» Work instructions:
Repeat the lines from the one containing "Localize each UI" through the one containing "bar — [373, 325, 566, 349]", inclusive, replacing "bar" with "bar segment" and leaving everything else unchanged.

» Dataset content:
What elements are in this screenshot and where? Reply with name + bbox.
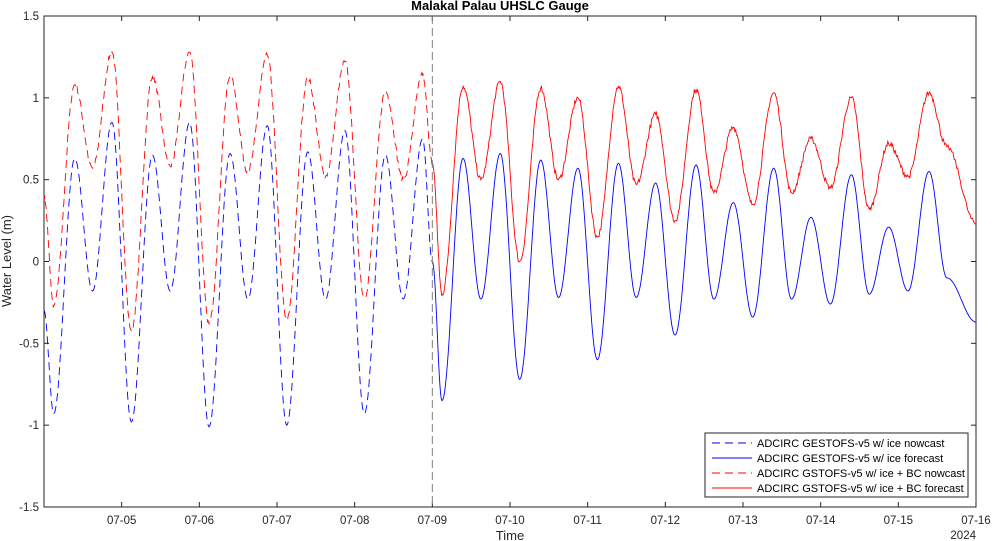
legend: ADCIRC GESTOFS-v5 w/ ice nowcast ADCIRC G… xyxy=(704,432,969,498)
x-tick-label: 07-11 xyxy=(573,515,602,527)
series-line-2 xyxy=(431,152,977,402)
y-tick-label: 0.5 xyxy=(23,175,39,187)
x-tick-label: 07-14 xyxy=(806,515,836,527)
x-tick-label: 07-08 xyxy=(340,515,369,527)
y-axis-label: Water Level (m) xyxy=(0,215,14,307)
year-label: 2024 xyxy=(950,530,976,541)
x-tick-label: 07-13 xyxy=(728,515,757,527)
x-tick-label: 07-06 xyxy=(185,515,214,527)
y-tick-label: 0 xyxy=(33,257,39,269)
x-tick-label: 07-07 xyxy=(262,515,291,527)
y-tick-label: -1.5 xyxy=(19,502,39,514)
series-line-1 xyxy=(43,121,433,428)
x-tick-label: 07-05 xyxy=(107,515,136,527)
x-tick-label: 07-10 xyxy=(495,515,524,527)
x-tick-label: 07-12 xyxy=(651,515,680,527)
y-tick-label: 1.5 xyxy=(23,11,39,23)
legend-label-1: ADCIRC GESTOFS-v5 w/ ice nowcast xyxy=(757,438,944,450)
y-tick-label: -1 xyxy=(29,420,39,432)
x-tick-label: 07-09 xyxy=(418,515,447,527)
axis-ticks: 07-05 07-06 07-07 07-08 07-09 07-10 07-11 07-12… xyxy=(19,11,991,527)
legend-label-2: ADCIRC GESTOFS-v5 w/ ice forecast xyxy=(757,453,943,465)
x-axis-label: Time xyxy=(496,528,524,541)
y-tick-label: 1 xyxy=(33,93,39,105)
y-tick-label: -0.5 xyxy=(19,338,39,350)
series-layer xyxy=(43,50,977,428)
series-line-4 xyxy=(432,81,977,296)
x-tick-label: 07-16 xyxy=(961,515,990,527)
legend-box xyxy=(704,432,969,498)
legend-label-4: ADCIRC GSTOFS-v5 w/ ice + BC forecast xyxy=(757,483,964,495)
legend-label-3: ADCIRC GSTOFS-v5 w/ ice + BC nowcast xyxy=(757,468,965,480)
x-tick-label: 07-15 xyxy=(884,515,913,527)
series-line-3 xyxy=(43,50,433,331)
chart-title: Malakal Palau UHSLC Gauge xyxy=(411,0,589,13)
* * *
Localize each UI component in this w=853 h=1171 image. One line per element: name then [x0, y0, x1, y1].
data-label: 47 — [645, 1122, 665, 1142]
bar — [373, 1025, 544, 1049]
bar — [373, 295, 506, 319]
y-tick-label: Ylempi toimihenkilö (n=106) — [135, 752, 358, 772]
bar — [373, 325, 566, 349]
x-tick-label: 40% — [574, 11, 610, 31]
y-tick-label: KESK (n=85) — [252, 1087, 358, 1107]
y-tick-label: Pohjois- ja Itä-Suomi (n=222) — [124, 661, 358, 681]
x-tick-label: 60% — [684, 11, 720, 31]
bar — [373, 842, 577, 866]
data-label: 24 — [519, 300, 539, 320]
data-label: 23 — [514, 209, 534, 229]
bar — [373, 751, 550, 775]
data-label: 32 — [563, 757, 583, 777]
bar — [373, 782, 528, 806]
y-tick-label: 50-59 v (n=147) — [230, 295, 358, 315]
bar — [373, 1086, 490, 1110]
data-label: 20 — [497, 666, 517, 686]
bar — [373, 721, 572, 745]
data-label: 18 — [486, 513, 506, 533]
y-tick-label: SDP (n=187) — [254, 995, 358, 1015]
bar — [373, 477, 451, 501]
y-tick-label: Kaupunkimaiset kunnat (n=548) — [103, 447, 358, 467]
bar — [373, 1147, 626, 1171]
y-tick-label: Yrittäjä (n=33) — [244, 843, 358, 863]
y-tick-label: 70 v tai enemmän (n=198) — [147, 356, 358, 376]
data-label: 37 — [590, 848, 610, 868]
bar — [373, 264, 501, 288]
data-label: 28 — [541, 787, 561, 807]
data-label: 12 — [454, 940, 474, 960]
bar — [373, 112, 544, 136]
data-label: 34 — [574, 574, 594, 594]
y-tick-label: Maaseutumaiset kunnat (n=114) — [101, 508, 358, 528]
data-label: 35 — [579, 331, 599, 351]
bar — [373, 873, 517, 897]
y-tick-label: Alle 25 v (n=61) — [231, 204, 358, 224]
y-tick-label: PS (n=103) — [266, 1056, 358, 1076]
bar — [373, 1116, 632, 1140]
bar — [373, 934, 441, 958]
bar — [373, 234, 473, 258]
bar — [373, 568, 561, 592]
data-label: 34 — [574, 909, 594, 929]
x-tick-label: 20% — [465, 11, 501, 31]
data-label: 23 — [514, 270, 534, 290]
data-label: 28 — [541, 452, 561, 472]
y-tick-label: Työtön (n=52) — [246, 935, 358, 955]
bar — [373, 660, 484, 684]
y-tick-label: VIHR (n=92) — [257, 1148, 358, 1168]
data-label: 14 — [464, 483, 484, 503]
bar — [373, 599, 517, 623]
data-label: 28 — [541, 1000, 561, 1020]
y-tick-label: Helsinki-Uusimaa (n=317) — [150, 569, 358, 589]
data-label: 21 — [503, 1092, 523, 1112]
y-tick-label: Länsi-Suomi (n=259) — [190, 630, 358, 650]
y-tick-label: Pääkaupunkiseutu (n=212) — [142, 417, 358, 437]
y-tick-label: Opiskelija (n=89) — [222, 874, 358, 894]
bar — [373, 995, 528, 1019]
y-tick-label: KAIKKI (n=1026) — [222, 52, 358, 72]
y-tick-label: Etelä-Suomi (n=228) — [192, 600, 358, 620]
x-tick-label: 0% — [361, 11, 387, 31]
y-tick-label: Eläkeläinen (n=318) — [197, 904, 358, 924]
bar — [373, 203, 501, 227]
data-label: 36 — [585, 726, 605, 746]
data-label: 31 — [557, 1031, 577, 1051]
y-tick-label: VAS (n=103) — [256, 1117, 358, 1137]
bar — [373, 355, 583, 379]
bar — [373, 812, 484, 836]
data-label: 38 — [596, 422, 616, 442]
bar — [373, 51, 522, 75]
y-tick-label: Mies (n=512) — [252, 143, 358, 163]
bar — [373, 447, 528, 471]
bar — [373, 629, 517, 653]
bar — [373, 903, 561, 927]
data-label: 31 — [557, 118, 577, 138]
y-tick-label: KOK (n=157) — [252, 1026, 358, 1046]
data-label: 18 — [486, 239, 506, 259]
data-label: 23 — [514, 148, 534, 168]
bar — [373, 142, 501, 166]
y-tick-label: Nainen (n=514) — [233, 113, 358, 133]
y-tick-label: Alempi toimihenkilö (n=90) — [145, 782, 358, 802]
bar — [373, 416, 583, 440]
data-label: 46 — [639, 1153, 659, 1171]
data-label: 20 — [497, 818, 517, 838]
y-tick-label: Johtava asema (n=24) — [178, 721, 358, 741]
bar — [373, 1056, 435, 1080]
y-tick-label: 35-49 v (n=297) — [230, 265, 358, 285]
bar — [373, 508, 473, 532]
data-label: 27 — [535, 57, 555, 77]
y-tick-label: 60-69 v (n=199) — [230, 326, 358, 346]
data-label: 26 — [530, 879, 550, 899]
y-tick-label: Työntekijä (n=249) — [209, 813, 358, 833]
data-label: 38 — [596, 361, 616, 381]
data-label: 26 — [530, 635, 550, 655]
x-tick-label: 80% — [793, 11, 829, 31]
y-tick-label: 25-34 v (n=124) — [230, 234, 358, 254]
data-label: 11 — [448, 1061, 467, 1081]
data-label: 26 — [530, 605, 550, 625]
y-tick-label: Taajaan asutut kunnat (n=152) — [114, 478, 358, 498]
==
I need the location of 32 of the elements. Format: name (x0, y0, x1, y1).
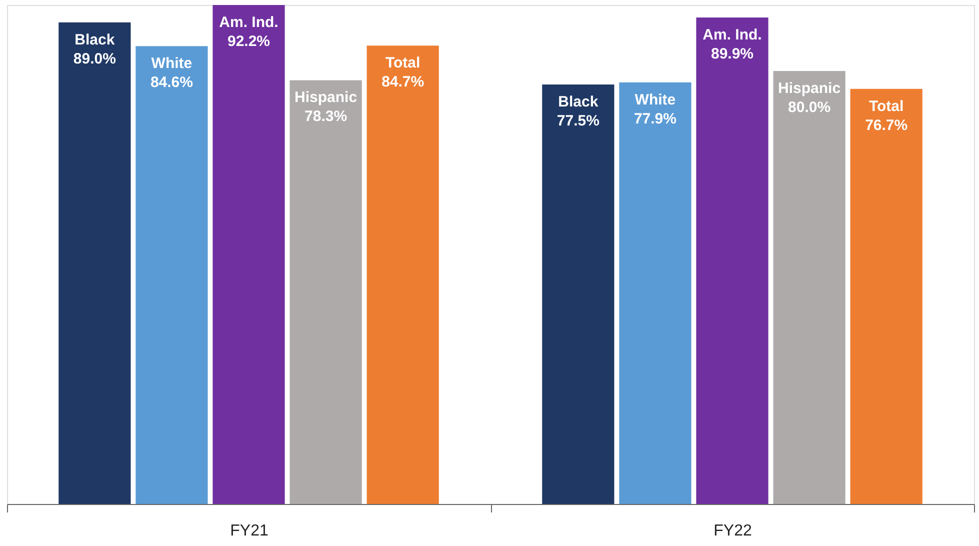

» Solution:
Localize each UI component in this w=853 h=1171 image. One line per element: name then [x0, y0, x1, y1].
data-label: 47 — [645, 1122, 665, 1142]
bar segment — [373, 1025, 544, 1049]
bar segment — [373, 295, 506, 319]
y-tick-label: Ylempi toimihenkilö (n=106) — [135, 752, 358, 772]
bar segment — [373, 325, 566, 349]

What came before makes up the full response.